▶ [Problem to work on]
Take every line that has the string "labels" and copy it out.

▶ [Exercise data]

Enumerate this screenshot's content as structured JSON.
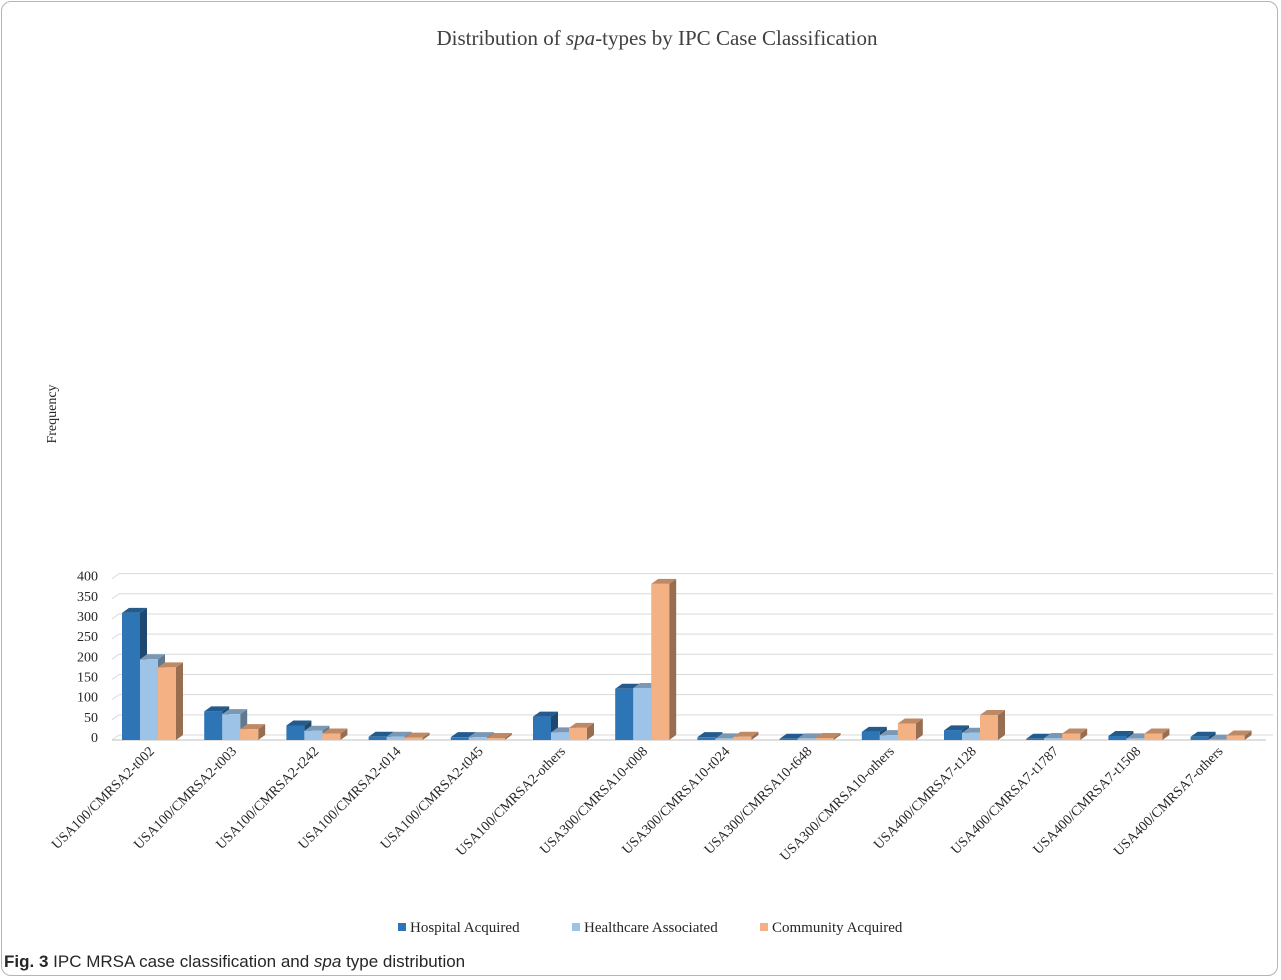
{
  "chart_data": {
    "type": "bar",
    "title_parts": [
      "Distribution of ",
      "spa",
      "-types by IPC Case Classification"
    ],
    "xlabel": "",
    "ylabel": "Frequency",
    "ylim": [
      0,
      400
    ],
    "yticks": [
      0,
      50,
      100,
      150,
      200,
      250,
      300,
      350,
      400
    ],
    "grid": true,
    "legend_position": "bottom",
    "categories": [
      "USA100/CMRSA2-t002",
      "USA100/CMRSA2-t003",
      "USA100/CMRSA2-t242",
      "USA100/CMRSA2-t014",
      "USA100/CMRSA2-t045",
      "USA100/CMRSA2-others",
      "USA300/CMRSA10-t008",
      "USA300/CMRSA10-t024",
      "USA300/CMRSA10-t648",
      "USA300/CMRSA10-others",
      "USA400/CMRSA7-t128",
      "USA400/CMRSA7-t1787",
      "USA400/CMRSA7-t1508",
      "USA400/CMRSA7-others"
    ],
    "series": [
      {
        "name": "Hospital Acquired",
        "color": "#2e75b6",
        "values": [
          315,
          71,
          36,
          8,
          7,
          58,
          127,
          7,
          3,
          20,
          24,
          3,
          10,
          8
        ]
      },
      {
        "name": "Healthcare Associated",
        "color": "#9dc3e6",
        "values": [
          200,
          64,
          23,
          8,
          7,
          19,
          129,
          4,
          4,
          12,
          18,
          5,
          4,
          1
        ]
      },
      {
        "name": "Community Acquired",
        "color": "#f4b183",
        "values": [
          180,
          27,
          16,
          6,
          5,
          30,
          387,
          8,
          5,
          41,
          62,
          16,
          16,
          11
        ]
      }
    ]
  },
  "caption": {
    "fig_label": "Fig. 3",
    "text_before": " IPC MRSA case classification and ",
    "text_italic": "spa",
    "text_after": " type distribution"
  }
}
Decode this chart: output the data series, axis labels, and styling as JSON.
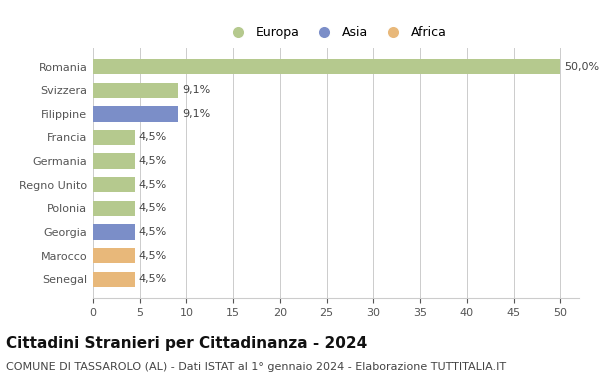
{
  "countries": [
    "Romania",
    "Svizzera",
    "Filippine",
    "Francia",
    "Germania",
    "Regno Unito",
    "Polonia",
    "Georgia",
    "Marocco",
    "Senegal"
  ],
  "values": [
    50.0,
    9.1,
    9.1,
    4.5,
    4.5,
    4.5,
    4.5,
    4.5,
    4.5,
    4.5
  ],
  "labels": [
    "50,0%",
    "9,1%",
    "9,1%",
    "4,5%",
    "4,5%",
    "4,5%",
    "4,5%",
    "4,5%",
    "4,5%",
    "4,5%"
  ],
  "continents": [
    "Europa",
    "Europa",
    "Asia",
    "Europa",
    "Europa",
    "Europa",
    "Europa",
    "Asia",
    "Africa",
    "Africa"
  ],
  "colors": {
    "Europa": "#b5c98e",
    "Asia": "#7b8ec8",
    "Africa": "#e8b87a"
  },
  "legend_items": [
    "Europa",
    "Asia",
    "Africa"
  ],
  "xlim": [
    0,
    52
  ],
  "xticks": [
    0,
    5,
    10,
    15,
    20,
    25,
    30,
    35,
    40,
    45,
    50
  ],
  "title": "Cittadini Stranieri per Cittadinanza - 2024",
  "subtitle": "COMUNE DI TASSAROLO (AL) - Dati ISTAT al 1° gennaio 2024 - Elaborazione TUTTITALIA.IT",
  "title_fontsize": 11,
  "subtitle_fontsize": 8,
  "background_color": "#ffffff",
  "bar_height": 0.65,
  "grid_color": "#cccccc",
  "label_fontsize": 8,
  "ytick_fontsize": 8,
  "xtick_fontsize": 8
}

▶ [Answer to this task]
Decode this chart: output the data series, axis labels, and styling as JSON.
  "labels": [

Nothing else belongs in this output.